DATA ROWS:
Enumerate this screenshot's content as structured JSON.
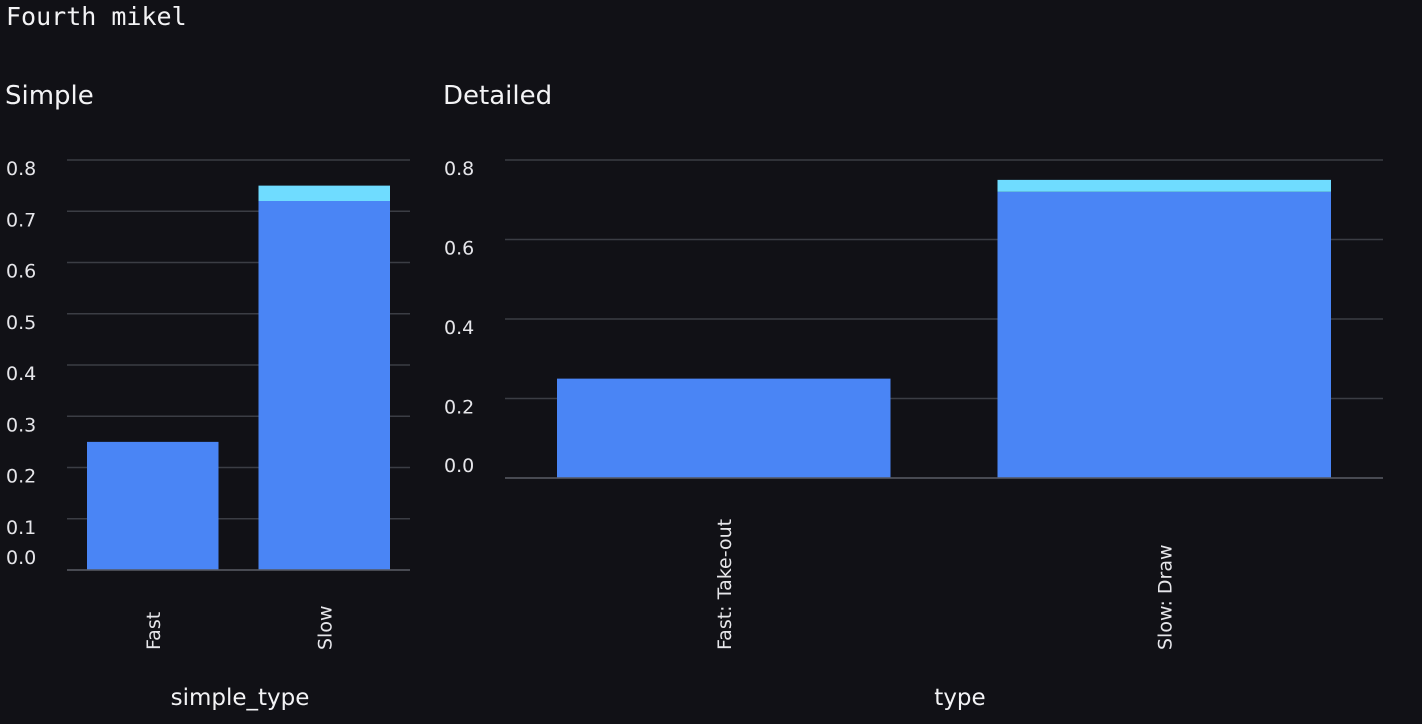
{
  "page": {
    "title": "Fourth mikel"
  },
  "colors": {
    "background": "#111116",
    "grid": "#3b3d44",
    "series_main": "#4a85f5",
    "series_top": "#6fdcff",
    "text": "#f3f3f5"
  },
  "chart_data": [
    {
      "type": "bar",
      "stacked": true,
      "title": "Simple",
      "xlabel": "simple_type",
      "ylabel": "",
      "categories": [
        "Fast",
        "Slow"
      ],
      "series": [
        {
          "values": [
            0.25,
            0.72
          ]
        },
        {
          "values": [
            0.0,
            0.03
          ]
        }
      ],
      "ylim": [
        0,
        0.8
      ],
      "yticks": [
        "0.0",
        "0.1",
        "0.2",
        "0.3",
        "0.4",
        "0.5",
        "0.6",
        "0.7",
        "0.8"
      ],
      "grid": true
    },
    {
      "type": "bar",
      "stacked": true,
      "title": "Detailed",
      "xlabel": "type",
      "ylabel": "",
      "categories": [
        "Fast: Take-out",
        "Slow: Draw"
      ],
      "series": [
        {
          "values": [
            0.25,
            0.72
          ]
        },
        {
          "values": [
            0.0,
            0.03
          ]
        }
      ],
      "ylim": [
        0,
        0.8
      ],
      "yticks": [
        "0.0",
        "0.2",
        "0.4",
        "0.6",
        "0.8"
      ],
      "grid": true
    }
  ]
}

PROBLEM DETAILS: Omit every picture, and otherwise quote the entries exactly.

FULL ANSWER:
Enumerate this screenshot's content as structured JSON.
{
  "page": {
    "title": "Fourth mikel"
  },
  "colors": {
    "background": "#111116",
    "grid": "#3b3d44",
    "series_main": "#4a85f5",
    "series_top": "#6fdcff",
    "text": "#f3f3f5"
  },
  "chart_data": [
    {
      "type": "bar",
      "stacked": true,
      "title": "Simple",
      "xlabel": "simple_type",
      "ylabel": "",
      "categories": [
        "Fast",
        "Slow"
      ],
      "series": [
        {
          "values": [
            0.25,
            0.72
          ]
        },
        {
          "values": [
            0.0,
            0.03
          ]
        }
      ],
      "ylim": [
        0,
        0.8
      ],
      "yticks": [
        "0.0",
        "0.1",
        "0.2",
        "0.3",
        "0.4",
        "0.5",
        "0.6",
        "0.7",
        "0.8"
      ],
      "grid": true
    },
    {
      "type": "bar",
      "stacked": true,
      "title": "Detailed",
      "xlabel": "type",
      "ylabel": "",
      "categories": [
        "Fast: Take-out",
        "Slow: Draw"
      ],
      "series": [
        {
          "values": [
            0.25,
            0.72
          ]
        },
        {
          "values": [
            0.0,
            0.03
          ]
        }
      ],
      "ylim": [
        0,
        0.8
      ],
      "yticks": [
        "0.0",
        "0.2",
        "0.4",
        "0.6",
        "0.8"
      ],
      "grid": true
    }
  ]
}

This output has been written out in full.